→ **Given problem**:
Pull out every line with the word "Months" from the entries below.
■ ■ ■ ■ ■
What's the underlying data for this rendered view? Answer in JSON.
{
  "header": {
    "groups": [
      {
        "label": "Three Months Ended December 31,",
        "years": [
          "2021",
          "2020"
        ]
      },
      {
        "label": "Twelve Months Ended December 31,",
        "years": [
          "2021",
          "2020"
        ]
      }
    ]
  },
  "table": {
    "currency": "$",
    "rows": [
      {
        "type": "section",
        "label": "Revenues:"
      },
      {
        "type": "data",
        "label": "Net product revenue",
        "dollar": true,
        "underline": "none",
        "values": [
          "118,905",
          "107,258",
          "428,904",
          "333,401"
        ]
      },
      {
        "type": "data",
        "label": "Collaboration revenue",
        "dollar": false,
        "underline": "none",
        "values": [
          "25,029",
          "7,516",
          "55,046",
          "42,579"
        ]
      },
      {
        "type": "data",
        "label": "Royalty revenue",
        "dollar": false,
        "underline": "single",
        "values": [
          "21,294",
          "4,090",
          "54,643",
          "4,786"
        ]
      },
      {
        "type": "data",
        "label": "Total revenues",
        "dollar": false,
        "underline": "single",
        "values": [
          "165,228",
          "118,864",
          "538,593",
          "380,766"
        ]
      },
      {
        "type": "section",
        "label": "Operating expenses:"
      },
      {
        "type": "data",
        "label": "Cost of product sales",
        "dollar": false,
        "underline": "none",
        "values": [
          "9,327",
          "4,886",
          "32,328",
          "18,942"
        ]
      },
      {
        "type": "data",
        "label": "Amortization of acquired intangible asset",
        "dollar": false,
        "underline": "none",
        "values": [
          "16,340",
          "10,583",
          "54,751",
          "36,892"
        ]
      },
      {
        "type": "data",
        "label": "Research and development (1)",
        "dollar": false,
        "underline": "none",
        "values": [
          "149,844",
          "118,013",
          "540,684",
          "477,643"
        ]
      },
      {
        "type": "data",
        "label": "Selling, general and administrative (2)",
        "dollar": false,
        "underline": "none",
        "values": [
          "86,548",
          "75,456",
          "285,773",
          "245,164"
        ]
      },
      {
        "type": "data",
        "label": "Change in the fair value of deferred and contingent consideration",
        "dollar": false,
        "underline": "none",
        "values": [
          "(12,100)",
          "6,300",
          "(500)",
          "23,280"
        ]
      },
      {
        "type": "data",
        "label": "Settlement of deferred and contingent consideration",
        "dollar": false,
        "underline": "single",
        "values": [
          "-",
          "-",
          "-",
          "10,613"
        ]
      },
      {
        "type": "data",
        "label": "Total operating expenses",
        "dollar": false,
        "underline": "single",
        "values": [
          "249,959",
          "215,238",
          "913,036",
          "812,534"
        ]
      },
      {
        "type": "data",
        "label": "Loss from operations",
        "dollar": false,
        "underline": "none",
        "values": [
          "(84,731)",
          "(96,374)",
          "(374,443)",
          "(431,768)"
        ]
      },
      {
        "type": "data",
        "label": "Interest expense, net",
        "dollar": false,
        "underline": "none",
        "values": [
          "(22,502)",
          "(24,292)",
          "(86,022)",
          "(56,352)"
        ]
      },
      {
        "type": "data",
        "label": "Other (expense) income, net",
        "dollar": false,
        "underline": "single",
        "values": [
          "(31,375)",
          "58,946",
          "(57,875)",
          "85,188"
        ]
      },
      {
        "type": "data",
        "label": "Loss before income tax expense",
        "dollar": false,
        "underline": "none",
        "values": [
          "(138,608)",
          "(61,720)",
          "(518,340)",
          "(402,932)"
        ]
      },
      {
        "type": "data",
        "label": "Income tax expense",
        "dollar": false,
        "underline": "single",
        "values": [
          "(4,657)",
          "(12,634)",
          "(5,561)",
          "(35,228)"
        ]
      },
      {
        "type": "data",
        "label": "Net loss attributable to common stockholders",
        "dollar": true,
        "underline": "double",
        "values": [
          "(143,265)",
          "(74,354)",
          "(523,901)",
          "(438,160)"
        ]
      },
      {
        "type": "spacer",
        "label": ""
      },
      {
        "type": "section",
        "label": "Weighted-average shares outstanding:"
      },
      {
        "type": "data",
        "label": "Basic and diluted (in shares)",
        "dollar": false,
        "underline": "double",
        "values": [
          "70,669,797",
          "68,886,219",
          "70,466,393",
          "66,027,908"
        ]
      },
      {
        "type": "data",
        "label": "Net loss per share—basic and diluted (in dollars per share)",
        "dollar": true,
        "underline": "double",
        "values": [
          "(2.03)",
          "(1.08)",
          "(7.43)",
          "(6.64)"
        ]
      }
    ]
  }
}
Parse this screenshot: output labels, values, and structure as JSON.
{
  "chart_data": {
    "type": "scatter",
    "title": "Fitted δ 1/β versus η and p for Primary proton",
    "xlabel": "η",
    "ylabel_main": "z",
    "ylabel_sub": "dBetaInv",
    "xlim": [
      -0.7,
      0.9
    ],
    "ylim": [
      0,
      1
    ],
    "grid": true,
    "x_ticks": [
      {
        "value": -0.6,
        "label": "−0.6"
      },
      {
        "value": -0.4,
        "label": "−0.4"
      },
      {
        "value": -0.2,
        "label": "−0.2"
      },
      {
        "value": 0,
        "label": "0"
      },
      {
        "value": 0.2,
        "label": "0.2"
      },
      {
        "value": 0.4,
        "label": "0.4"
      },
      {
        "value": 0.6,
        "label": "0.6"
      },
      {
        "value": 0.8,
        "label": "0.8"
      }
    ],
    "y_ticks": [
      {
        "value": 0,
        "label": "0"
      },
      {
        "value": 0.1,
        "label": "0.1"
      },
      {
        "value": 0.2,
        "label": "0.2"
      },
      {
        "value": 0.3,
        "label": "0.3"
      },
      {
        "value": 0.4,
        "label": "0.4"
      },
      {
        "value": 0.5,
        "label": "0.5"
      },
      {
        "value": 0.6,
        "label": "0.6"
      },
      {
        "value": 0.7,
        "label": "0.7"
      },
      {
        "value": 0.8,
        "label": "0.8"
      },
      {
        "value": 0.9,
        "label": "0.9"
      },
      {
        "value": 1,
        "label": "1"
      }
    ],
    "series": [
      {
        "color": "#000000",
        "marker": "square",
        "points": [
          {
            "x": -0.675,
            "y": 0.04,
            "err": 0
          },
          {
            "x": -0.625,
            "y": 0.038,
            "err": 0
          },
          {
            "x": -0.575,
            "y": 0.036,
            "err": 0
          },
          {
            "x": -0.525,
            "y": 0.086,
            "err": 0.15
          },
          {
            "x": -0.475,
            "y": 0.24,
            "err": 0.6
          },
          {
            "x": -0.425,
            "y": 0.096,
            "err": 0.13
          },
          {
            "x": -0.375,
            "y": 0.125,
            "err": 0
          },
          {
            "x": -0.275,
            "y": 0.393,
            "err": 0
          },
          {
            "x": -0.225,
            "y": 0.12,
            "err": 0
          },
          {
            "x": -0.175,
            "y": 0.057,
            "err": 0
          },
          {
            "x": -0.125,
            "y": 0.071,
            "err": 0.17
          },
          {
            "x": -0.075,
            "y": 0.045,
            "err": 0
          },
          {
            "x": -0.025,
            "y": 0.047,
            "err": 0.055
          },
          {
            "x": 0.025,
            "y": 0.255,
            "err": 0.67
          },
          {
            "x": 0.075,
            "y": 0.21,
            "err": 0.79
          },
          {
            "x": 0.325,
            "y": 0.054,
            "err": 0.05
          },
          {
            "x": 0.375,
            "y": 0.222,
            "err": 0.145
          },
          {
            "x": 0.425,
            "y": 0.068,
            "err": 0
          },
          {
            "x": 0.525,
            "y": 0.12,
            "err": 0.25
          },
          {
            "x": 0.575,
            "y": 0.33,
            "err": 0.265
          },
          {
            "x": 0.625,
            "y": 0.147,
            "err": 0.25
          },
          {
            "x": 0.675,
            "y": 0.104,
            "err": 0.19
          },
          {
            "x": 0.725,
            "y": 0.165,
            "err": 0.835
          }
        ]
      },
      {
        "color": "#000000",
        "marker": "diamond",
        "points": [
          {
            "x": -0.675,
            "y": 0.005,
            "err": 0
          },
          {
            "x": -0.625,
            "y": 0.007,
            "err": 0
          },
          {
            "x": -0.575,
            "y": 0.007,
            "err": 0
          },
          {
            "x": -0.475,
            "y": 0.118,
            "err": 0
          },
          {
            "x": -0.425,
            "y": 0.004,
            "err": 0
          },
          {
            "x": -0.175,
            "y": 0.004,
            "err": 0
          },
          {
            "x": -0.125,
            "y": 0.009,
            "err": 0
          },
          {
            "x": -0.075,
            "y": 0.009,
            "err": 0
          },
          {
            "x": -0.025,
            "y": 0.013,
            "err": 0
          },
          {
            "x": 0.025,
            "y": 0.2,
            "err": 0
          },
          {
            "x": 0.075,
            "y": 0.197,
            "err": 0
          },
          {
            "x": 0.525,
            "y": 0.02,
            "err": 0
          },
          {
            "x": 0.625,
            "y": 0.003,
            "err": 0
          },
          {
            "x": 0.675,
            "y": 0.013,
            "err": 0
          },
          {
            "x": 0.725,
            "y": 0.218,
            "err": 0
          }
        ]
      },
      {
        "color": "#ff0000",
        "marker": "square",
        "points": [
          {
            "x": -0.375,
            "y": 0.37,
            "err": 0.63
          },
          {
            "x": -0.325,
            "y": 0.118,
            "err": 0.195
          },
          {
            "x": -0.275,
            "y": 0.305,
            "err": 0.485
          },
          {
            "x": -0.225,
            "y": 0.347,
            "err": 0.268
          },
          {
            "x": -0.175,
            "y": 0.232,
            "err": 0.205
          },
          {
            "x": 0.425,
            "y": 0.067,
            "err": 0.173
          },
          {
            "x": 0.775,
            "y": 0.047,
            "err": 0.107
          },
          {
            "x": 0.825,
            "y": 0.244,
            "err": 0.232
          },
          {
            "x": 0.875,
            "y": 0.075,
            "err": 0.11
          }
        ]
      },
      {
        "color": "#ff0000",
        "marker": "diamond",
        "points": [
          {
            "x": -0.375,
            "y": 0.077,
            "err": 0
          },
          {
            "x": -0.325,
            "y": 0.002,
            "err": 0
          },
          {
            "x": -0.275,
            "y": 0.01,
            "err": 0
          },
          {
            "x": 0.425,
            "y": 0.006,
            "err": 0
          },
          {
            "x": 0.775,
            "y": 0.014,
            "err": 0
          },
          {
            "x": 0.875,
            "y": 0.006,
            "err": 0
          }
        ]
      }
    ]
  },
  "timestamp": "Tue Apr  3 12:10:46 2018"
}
■ ■ ■ ■ ■
→ **Solved problem**:
        "label": "Three Months Ended December 31,",
        "label": "Twelve Months Ended December 31,",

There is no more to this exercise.